───── TEXT

Procedures: dental work, tonsillectomy, adenoidectomy, respiratory procedures (bronch), and surgery involving skin or muscle tissue.

59
Q

what is mitral regurgitation? what does it sound like and where do you hear?

A

mitral regurgitation is a condition in which blood flows back from the left ventricle into the left atrium during SYSTOLE. the leaflets do not close due to becoming thickened and fibrosed.

High pitched blowing sound at apex of the heart

60
Q

What are the S/S of mitral regurgitation?

A

severe CHF, dyspnea, fatigue, weakness, palpitations, SOB with exertion, cough

61
Q

what are some causes of mitral regurgitation

A

SLE, infective endocarditis, cardiomyopathy, ischemic heart disease,

62
Q

How does mitral regurgitation lead to heart failure

A

blood regurgitates into atrium during systole,
backward flow from ventricle leads to decreased blood flow from lungs into atrium.
Lungs become congested, which adds strain to left ventricle. Increased blood volume from atrium fills ventricle, causing vent. hypertrophy, ventricle dilatation, and SHF developes

63
Q

what is mitral stenosis, what are the causes

A

a condition in which there is an obstruction of blood flow from the left atrium into the left ventricle

Causes: rheumatic endocarditis thickens mitral valve leaflets and chordae tendineae leaflets fuse together and obstruct blood flow into the ventricle

64
Q

how does mitral stenosis lead to heart failure

A

right ventricle hypertrophies, which leads to dilation and increased heart rate and shortened diastole. The time for forward flow is reduced, the blood backs into pulm. veins.

increased heart rate leads to decreased cardiac output, which leads to increase in pulm. pressure.

──────────
───── DATA FOR ANALYSIS

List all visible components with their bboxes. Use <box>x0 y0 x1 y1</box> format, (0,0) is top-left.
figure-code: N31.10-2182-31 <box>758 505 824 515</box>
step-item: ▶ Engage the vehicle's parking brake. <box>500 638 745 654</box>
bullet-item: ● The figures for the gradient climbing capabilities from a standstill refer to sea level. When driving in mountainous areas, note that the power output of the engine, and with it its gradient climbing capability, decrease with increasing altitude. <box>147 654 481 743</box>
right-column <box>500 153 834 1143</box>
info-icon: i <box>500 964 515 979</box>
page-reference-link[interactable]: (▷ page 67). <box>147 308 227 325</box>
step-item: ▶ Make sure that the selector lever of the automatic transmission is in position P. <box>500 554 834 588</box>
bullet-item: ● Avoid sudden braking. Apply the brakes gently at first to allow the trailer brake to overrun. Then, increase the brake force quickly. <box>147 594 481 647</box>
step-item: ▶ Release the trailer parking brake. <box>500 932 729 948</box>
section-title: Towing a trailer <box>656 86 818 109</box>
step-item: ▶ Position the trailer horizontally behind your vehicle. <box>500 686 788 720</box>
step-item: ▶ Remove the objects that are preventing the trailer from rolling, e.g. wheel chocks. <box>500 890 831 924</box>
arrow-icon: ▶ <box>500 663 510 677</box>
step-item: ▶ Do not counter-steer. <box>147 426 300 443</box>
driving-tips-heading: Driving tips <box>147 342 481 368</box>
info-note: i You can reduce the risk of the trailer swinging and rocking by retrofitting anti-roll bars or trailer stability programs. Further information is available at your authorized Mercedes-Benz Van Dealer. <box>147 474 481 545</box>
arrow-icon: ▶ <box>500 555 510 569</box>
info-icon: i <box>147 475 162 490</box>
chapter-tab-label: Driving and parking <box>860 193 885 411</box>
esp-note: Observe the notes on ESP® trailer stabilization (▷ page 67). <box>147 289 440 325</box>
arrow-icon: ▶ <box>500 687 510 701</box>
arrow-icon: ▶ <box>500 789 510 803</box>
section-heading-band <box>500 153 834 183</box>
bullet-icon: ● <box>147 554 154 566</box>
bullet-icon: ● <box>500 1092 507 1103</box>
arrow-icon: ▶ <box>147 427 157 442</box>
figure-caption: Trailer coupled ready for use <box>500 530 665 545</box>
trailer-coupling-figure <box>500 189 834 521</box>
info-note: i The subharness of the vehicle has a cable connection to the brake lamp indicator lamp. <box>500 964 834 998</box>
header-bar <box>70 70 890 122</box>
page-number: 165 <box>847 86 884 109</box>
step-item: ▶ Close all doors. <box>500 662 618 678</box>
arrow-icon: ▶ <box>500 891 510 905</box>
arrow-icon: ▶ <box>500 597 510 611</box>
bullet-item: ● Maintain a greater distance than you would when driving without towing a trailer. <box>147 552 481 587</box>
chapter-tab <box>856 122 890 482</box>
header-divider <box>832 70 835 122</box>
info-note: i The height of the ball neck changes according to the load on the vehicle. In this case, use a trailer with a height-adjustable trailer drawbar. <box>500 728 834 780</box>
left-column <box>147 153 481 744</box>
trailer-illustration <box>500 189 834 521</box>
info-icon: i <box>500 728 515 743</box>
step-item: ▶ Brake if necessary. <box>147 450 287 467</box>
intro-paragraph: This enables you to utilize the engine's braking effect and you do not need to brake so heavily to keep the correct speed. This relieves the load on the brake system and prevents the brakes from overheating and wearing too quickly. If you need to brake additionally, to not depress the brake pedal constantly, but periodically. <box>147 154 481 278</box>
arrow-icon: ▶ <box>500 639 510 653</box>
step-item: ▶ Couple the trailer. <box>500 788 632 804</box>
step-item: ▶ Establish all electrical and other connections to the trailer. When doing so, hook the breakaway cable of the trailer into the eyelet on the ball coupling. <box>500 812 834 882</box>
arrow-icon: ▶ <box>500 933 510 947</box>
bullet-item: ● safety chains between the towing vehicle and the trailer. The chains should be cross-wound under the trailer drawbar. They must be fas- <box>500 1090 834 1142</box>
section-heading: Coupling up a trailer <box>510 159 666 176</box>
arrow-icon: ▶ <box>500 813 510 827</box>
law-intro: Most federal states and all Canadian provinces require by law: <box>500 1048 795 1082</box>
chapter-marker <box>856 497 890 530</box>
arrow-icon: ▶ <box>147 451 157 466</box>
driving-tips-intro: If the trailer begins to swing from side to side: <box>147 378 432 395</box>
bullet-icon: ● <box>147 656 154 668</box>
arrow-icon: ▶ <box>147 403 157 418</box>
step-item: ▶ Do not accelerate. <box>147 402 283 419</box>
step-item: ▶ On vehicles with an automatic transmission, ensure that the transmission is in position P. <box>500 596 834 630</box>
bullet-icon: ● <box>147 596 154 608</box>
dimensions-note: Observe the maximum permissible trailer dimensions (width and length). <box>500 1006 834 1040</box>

──────────

*WORK INSTRUCTION 1*. In the mitral valve notes, rewrite the part from "how does mitral stenosis" to "into pulm. veins.", changing "pulm. veins" to "pulmonary veins".
*WORK INSTRUCTION 2*.
Answer these questions from the mitral valve notes:
(a) What does mitral regurgitation sound like, and where is it heard?
(b) What cause of mitral stenosis do the notes give?
(c) In mitral regurgitation, during which phase does blood flow back from the left ventricle into the left atrium?
*WORK INSTRUCTION 3*. Keep writing the mitral valve notes from the point where they end.

*RESULT 1*.
how does mitral stenosis lead to heart failure

A

right ventricle hypertrophies, which leads to dilation and increased heart rate and shortened diastole. The time for forward flow is reduced, the blood backs into pulmonary veins.

*RESULT 2*.
(a) A high-pitched blowing sound, heard at the apex of the heart.
(b) Rheumatic endocarditis.
(c) Systole.

*RESULT 3*.
65
Q

what are the s/s of mitral stenosis

A

Mitral stenosis: DOE, prog. fatigue, decreased exercise tolerance, decreased cardiac output, dry cough, wheeze, hemoptysis, palpitations, orthopnea, PND, repeated resp. infections

66
Q

What is aortic regurgitation and its causes

A

aortic regurgitation is a condition in which blood flows back into the left ventricle from the aorta during DIASTOLE

Causes: infective or rheumatic endocarditis, congenital syphillis, dissected aneurysm, blunt chest trauma, surgical replacement of aortic valve.

67
Q

what are the S/S of aortic regurgitation and where is this heard?

A

forceful heart beat, (head and neck) marked arterial pulsations, visible palpations at carotid or temporal art. exertional dyspnea, fatigue, orthopnea, PND, widened pulse pressure, water-hammer pulse

heard: high pitched blowing noise, 3-4intercostal space at left sternal border DIASTOLIC murmur

68
Q

how does aortic regurgitation lead to HF

A

blood from aorta returns to left ventricle during diastole, in addition to blood normally delivered by left atrium. The left ventricle dilates and hypertrophies leading to increased SBP. Arteries compensate for increased pressure by REFLEX VASODILATION in which peripheral arterioles relax, peripheral resistance is decreased and decreased DBP.

69
Q

what is aortic stenosis and its causes

A

Aortic stenosis is the narrowing of the orifice between the left ventricle and aorta
Cause: often degenerative calcifications, atherosclerotic arterial disease, DM, hypercholesteremia, HTN, and low HDL, rheumatic endocarditis

70
Q

what are the S/S of aortic stenosis and where is this heard

A

Exertional dyspnea, increased pulm. ven. pressure, orthopnea, PND, pulm. edema, dizziness, syncope, angina pectoris, pulse pressure may be low
Heard: lough systolic murmur over aortic area and apex of the left ventricle. Low pitched crescendo-deccrescendo, rough, rasping, and vibration.

71
Q

how does aortic stenosis lead to heart failure

A

left ventricle overcomes obstruction to emptying by contracting more slowly and with increased power, which leads to increased pressure on the left ventricle, as a result the ventricular wall thickens.